(Saved entries)
-- start --

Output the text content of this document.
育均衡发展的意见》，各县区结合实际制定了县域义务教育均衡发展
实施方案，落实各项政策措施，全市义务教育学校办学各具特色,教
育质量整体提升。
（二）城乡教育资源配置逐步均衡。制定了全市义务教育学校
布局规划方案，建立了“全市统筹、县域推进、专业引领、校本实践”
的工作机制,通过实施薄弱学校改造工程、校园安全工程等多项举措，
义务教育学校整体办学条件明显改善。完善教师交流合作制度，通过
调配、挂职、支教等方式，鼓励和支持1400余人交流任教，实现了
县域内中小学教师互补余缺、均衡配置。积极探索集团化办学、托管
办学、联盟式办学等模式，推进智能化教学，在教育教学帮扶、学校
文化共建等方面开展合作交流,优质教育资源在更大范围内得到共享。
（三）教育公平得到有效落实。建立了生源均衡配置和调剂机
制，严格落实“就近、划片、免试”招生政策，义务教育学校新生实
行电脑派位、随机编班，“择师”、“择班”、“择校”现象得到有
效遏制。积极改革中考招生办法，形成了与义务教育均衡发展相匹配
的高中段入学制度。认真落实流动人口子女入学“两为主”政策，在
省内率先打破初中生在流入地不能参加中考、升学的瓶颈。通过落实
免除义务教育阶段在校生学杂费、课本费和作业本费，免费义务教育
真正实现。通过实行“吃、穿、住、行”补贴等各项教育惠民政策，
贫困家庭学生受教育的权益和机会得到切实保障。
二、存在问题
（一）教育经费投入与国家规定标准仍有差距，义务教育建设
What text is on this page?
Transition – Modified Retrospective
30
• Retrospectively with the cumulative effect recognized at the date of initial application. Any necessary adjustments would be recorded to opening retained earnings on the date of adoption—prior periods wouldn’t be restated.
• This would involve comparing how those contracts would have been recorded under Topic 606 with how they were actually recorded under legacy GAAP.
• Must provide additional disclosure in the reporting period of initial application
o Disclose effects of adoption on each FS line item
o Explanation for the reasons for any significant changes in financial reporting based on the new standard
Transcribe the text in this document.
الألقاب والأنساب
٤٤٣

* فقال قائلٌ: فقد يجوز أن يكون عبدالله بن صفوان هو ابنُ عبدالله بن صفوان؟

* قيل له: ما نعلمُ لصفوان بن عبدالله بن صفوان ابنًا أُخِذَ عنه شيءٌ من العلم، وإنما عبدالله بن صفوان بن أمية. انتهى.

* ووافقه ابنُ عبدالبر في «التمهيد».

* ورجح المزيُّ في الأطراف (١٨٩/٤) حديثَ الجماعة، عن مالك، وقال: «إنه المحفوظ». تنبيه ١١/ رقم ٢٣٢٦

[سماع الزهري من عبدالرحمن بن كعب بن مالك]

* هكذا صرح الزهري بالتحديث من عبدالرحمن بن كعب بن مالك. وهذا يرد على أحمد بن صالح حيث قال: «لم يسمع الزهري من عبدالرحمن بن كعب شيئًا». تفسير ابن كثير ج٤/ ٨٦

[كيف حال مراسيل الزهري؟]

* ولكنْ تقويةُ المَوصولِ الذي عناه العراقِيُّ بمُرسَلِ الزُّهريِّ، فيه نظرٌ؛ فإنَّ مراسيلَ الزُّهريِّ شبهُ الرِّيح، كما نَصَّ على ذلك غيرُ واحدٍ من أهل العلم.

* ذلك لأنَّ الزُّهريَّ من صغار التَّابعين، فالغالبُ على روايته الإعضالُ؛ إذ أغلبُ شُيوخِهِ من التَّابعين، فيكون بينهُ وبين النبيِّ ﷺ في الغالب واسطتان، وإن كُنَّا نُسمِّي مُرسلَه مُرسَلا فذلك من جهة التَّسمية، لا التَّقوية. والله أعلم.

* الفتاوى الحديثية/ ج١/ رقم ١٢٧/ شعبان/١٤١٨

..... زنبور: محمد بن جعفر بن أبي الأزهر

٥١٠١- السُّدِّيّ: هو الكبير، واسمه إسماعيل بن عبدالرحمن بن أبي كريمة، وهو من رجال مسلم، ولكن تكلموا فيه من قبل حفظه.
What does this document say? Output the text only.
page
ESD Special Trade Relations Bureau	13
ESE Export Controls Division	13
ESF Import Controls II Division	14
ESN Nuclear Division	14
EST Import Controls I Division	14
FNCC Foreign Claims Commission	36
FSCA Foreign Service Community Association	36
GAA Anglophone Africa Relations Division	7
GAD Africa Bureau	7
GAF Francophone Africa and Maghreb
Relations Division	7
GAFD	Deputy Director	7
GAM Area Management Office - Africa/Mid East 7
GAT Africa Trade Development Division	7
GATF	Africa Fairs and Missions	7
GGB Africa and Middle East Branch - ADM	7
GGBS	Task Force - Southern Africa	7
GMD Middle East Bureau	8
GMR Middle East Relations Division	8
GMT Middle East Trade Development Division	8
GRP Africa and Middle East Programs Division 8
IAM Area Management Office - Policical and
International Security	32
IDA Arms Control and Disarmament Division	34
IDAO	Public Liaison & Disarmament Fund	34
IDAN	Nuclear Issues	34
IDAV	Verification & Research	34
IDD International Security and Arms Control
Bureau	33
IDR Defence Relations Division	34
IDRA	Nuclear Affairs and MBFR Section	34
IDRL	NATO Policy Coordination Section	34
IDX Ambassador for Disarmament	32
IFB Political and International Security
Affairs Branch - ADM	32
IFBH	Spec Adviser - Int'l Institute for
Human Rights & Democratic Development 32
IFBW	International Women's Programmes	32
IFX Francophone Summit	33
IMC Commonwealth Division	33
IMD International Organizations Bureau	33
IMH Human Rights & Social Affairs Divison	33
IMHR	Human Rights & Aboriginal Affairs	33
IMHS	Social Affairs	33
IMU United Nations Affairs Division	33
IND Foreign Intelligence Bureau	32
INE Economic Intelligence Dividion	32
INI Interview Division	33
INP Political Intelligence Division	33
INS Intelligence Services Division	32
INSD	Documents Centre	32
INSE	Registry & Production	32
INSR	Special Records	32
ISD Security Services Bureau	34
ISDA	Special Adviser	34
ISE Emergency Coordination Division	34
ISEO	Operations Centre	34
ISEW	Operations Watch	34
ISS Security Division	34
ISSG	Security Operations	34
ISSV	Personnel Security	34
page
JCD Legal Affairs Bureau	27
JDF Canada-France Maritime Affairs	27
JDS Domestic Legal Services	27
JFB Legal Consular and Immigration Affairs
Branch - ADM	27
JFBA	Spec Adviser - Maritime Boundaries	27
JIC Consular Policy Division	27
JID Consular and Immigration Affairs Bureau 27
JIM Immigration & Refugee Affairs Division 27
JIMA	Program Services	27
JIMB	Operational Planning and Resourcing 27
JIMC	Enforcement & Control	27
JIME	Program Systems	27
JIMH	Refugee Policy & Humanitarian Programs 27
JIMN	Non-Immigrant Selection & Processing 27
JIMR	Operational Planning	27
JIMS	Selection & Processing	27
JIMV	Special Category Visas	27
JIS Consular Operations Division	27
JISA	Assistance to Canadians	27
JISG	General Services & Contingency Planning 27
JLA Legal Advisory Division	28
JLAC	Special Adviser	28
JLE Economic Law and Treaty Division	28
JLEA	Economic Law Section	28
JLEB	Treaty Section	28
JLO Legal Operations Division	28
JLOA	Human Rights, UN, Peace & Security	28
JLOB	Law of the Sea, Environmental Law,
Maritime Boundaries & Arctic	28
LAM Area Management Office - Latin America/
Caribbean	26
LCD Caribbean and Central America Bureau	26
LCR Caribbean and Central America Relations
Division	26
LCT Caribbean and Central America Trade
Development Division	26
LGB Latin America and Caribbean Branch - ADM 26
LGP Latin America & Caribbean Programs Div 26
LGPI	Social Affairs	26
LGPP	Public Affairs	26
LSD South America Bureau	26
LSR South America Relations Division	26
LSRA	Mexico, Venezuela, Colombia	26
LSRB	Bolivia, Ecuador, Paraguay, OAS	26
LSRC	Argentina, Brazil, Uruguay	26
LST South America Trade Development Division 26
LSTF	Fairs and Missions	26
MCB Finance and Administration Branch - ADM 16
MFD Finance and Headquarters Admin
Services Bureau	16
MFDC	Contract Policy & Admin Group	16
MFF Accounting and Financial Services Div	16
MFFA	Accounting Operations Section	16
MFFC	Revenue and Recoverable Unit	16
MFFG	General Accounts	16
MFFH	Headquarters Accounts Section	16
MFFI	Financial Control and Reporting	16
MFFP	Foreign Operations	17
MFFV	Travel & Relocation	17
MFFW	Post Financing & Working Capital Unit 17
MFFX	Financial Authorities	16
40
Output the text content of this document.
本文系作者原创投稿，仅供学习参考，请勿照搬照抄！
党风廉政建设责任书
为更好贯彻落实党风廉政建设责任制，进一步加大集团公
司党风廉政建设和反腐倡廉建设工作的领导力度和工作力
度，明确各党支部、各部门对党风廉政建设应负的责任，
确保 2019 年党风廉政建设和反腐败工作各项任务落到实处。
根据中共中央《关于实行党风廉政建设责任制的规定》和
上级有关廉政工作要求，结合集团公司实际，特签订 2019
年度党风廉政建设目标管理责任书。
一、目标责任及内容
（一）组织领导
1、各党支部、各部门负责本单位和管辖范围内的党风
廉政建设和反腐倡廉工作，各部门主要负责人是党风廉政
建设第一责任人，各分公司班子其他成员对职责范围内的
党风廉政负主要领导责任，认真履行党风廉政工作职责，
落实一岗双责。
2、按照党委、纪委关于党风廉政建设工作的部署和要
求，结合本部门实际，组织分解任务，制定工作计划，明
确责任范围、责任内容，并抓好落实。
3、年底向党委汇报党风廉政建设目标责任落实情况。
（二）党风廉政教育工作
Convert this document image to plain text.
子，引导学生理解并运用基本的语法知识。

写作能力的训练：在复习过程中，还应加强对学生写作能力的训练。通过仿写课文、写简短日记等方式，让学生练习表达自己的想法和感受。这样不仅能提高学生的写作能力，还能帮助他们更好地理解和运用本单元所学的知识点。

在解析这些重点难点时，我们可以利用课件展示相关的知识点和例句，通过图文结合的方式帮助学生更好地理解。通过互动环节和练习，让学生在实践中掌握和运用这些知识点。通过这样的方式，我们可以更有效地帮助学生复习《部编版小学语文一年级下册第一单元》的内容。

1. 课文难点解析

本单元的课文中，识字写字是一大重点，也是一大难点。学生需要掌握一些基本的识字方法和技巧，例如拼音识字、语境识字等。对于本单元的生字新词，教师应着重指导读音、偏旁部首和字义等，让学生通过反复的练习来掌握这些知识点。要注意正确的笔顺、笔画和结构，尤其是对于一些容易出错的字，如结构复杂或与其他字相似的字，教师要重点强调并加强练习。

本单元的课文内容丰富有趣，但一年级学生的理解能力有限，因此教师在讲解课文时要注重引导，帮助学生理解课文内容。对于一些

-- end --

__SET EXERCISE__.
Read the lines above. Gather those in which the string "العلم" is found.

__SOLUTION TO THIS EXERCISE__.
* قيل له: ما نعلمُ لصفوان بن عبدالله بن صفوان ابنًا أُخِذَ عنه شيءٌ من العلم، وإنما عبدالله بن صفوان بن أمية. انتهى.
* ولكنْ تقويةُ المَوصولِ الذي عناه العراقِيُّ بمُرسَلِ الزُّهريِّ، فيه نظرٌ؛ فإنَّ مراسيلَ الزُّهريِّ شبهُ الرِّيح، كما نَصَّ على ذلك غيرُ واحدٍ من أهل العلم.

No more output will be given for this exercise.